Aim
Wherever "size" appears in a line, copy that line.

··········

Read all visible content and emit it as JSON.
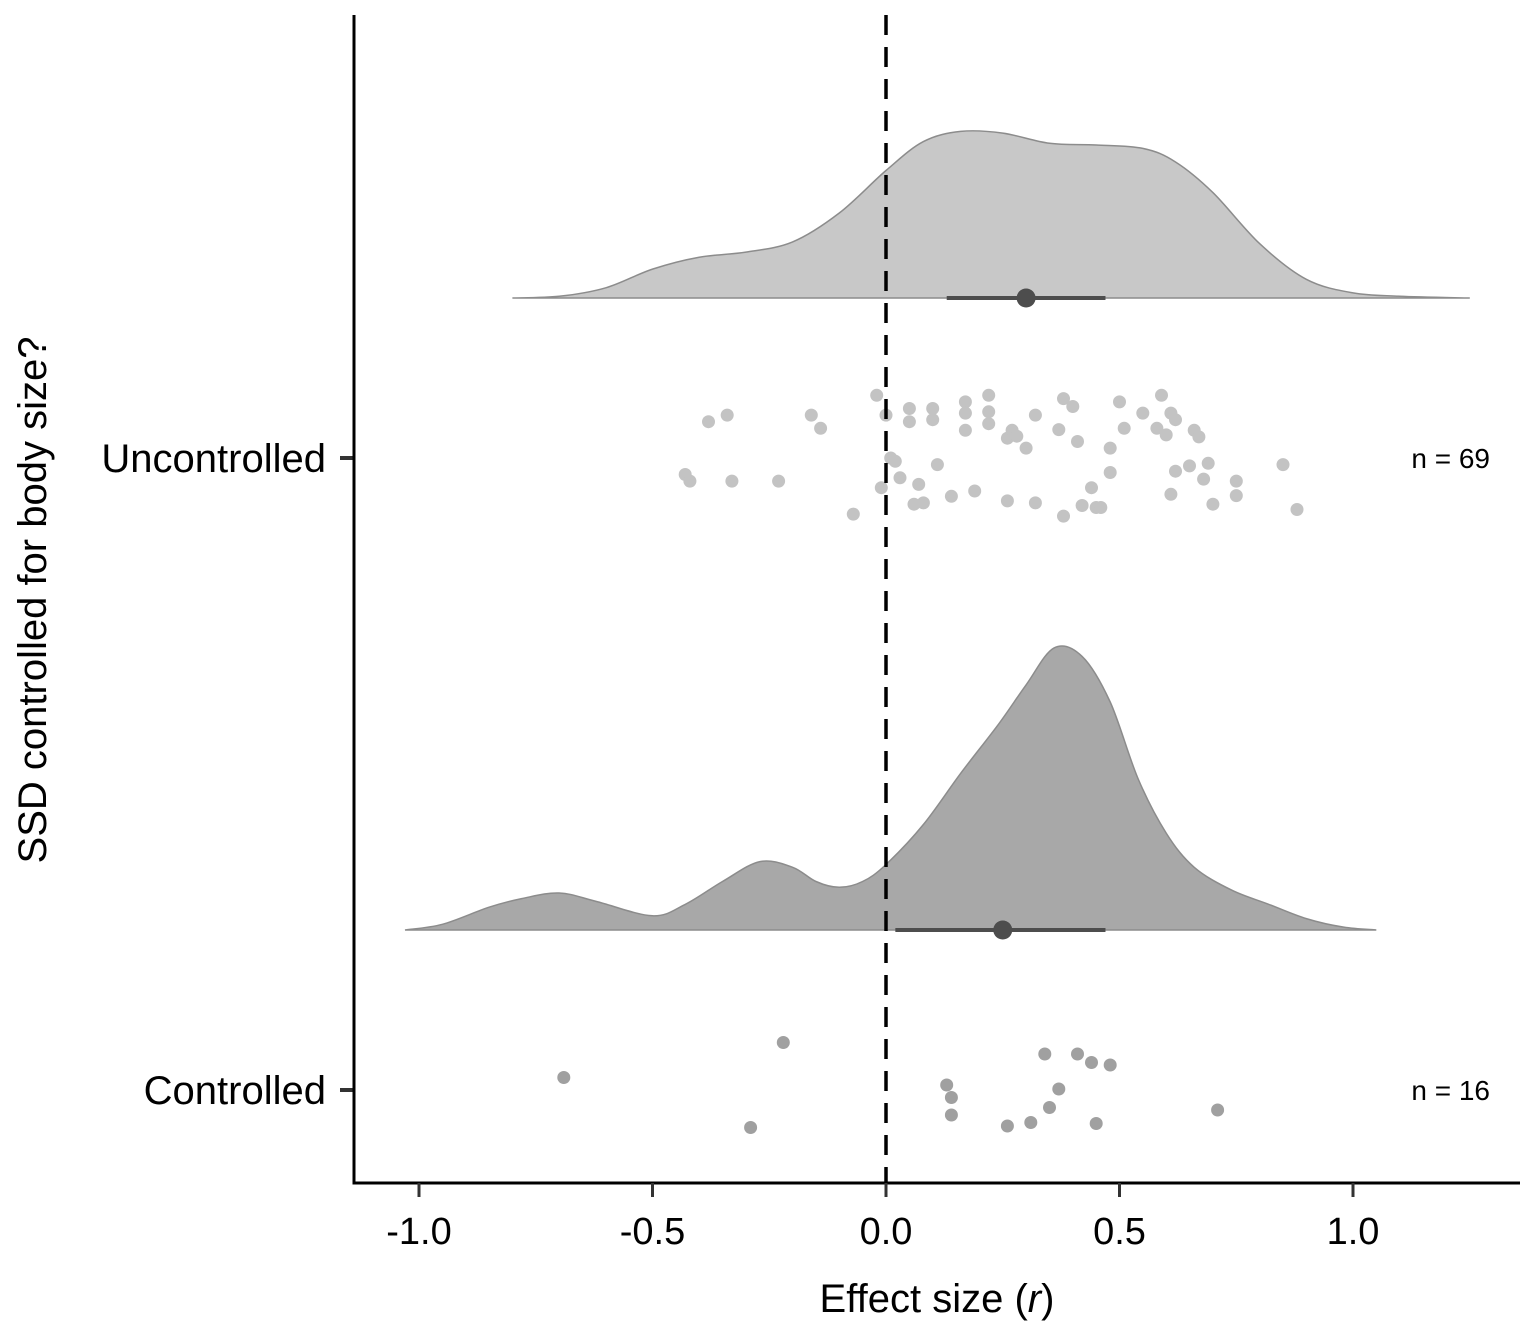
{
  "chart_data": {
    "type": "raincloud",
    "title": "",
    "xlabel_text": "Effect size (",
    "xlabel_italic": "r",
    "xlabel_close": ")",
    "ylabel": "SSD controlled for body size?",
    "xlim": [
      -1.15,
      1.35
    ],
    "xticks": [
      -1.0,
      -0.5,
      0.0,
      0.5,
      1.0
    ],
    "xtick_labels": [
      "-1.0",
      "-0.5",
      "0.0",
      "0.5",
      "1.0"
    ],
    "reference_line_x": 0.0,
    "grid": false,
    "groups": [
      {
        "name": "Uncontrolled",
        "n_label": "n = 69",
        "fill": "#c8c8c8",
        "point_color": "#c3c3c3",
        "summary": {
          "mean": 0.3,
          "ci": [
            0.13,
            0.47
          ]
        },
        "density": {
          "x": [
            -0.8,
            -0.7,
            -0.6,
            -0.5,
            -0.4,
            -0.3,
            -0.2,
            -0.1,
            0.0,
            0.08,
            0.16,
            0.25,
            0.35,
            0.45,
            0.55,
            0.62,
            0.7,
            0.8,
            0.9,
            1.0,
            1.1,
            1.25
          ],
          "height": [
            0.0,
            0.01,
            0.06,
            0.17,
            0.24,
            0.27,
            0.33,
            0.5,
            0.75,
            0.92,
            0.98,
            0.97,
            0.91,
            0.9,
            0.88,
            0.8,
            0.62,
            0.32,
            0.11,
            0.03,
            0.01,
            0.0
          ]
        },
        "points": [
          {
            "x": -0.43,
            "j": -0.25
          },
          {
            "x": -0.42,
            "j": -0.35
          },
          {
            "x": -0.38,
            "j": 0.55
          },
          {
            "x": -0.34,
            "j": 0.65
          },
          {
            "x": -0.33,
            "j": -0.35
          },
          {
            "x": -0.23,
            "j": -0.35
          },
          {
            "x": -0.16,
            "j": 0.65
          },
          {
            "x": -0.14,
            "j": 0.45
          },
          {
            "x": -0.07,
            "j": -0.85
          },
          {
            "x": -0.02,
            "j": 0.95
          },
          {
            "x": -0.01,
            "j": -0.45
          },
          {
            "x": 0.0,
            "j": 0.65
          },
          {
            "x": 0.01,
            "j": 0.0
          },
          {
            "x": 0.02,
            "j": -0.05
          },
          {
            "x": 0.03,
            "j": -0.3
          },
          {
            "x": 0.05,
            "j": 0.55
          },
          {
            "x": 0.05,
            "j": 0.75
          },
          {
            "x": 0.06,
            "j": -0.7
          },
          {
            "x": 0.07,
            "j": -0.4
          },
          {
            "x": 0.08,
            "j": -0.68
          },
          {
            "x": 0.1,
            "j": 0.75
          },
          {
            "x": 0.1,
            "j": 0.58
          },
          {
            "x": 0.11,
            "j": -0.1
          },
          {
            "x": 0.14,
            "j": -0.58
          },
          {
            "x": 0.17,
            "j": 0.85
          },
          {
            "x": 0.17,
            "j": 0.68
          },
          {
            "x": 0.17,
            "j": 0.42
          },
          {
            "x": 0.19,
            "j": -0.5
          },
          {
            "x": 0.22,
            "j": 0.95
          },
          {
            "x": 0.22,
            "j": 0.7
          },
          {
            "x": 0.22,
            "j": 0.52
          },
          {
            "x": 0.26,
            "j": 0.3
          },
          {
            "x": 0.26,
            "j": -0.65
          },
          {
            "x": 0.27,
            "j": 0.42
          },
          {
            "x": 0.28,
            "j": 0.33
          },
          {
            "x": 0.32,
            "j": 0.65
          },
          {
            "x": 0.32,
            "j": -0.68
          },
          {
            "x": 0.37,
            "j": 0.43
          },
          {
            "x": 0.38,
            "j": 0.9
          },
          {
            "x": 0.38,
            "j": -0.88
          },
          {
            "x": 0.4,
            "j": 0.78
          },
          {
            "x": 0.41,
            "j": 0.25
          },
          {
            "x": 0.42,
            "j": -0.72
          },
          {
            "x": 0.44,
            "j": -0.45
          },
          {
            "x": 0.45,
            "j": -0.75
          },
          {
            "x": 0.46,
            "j": -0.75
          },
          {
            "x": 0.48,
            "j": 0.15
          },
          {
            "x": 0.48,
            "j": -0.22
          },
          {
            "x": 0.5,
            "j": 0.85
          },
          {
            "x": 0.51,
            "j": 0.45
          },
          {
            "x": 0.55,
            "j": 0.68
          },
          {
            "x": 0.58,
            "j": 0.45
          },
          {
            "x": 0.59,
            "j": 0.95
          },
          {
            "x": 0.6,
            "j": 0.35
          },
          {
            "x": 0.61,
            "j": 0.68
          },
          {
            "x": 0.61,
            "j": -0.55
          },
          {
            "x": 0.62,
            "j": -0.2
          },
          {
            "x": 0.62,
            "j": 0.58
          },
          {
            "x": 0.65,
            "j": -0.12
          },
          {
            "x": 0.66,
            "j": 0.42
          },
          {
            "x": 0.67,
            "j": 0.32
          },
          {
            "x": 0.68,
            "j": -0.32
          },
          {
            "x": 0.69,
            "j": -0.08
          },
          {
            "x": 0.7,
            "j": -0.7
          },
          {
            "x": 0.75,
            "j": -0.35
          },
          {
            "x": 0.75,
            "j": -0.57
          },
          {
            "x": 0.85,
            "j": -0.1
          },
          {
            "x": 0.88,
            "j": -0.78
          },
          {
            "x": 0.3,
            "j": 0.15
          }
        ]
      },
      {
        "name": "Controlled",
        "n_label": "n = 16",
        "fill": "#a8a8a8",
        "point_color": "#a0a0a0",
        "summary": {
          "mean": 0.25,
          "ci": [
            0.02,
            0.47
          ]
        },
        "density": {
          "x": [
            -1.03,
            -0.95,
            -0.85,
            -0.78,
            -0.7,
            -0.62,
            -0.5,
            -0.43,
            -0.35,
            -0.27,
            -0.2,
            -0.15,
            -0.1,
            -0.05,
            0.0,
            0.08,
            0.16,
            0.24,
            0.3,
            0.36,
            0.42,
            0.48,
            0.54,
            0.6,
            0.66,
            0.74,
            0.82,
            0.9,
            0.98,
            1.05
          ],
          "height": [
            0.0,
            0.02,
            0.08,
            0.11,
            0.13,
            0.1,
            0.05,
            0.09,
            0.17,
            0.24,
            0.22,
            0.17,
            0.15,
            0.17,
            0.23,
            0.37,
            0.55,
            0.72,
            0.86,
            0.99,
            0.96,
            0.8,
            0.53,
            0.34,
            0.22,
            0.14,
            0.09,
            0.04,
            0.01,
            0.0
          ]
        },
        "points": [
          {
            "x": -0.69,
            "j": 0.25
          },
          {
            "x": -0.29,
            "j": -0.75
          },
          {
            "x": -0.22,
            "j": 0.95
          },
          {
            "x": 0.13,
            "j": 0.1
          },
          {
            "x": 0.14,
            "j": -0.15
          },
          {
            "x": 0.14,
            "j": -0.5
          },
          {
            "x": 0.26,
            "j": -0.72
          },
          {
            "x": 0.31,
            "j": -0.65
          },
          {
            "x": 0.34,
            "j": 0.72
          },
          {
            "x": 0.35,
            "j": -0.35
          },
          {
            "x": 0.37,
            "j": 0.02
          },
          {
            "x": 0.41,
            "j": 0.72
          },
          {
            "x": 0.44,
            "j": 0.55
          },
          {
            "x": 0.45,
            "j": -0.67
          },
          {
            "x": 0.48,
            "j": 0.5
          },
          {
            "x": 0.71,
            "j": -0.4
          }
        ]
      }
    ]
  }
}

··········

Task answer
    "xlabel_text": "Effect size (",
    "ylabel": "SSD controlled for body size?",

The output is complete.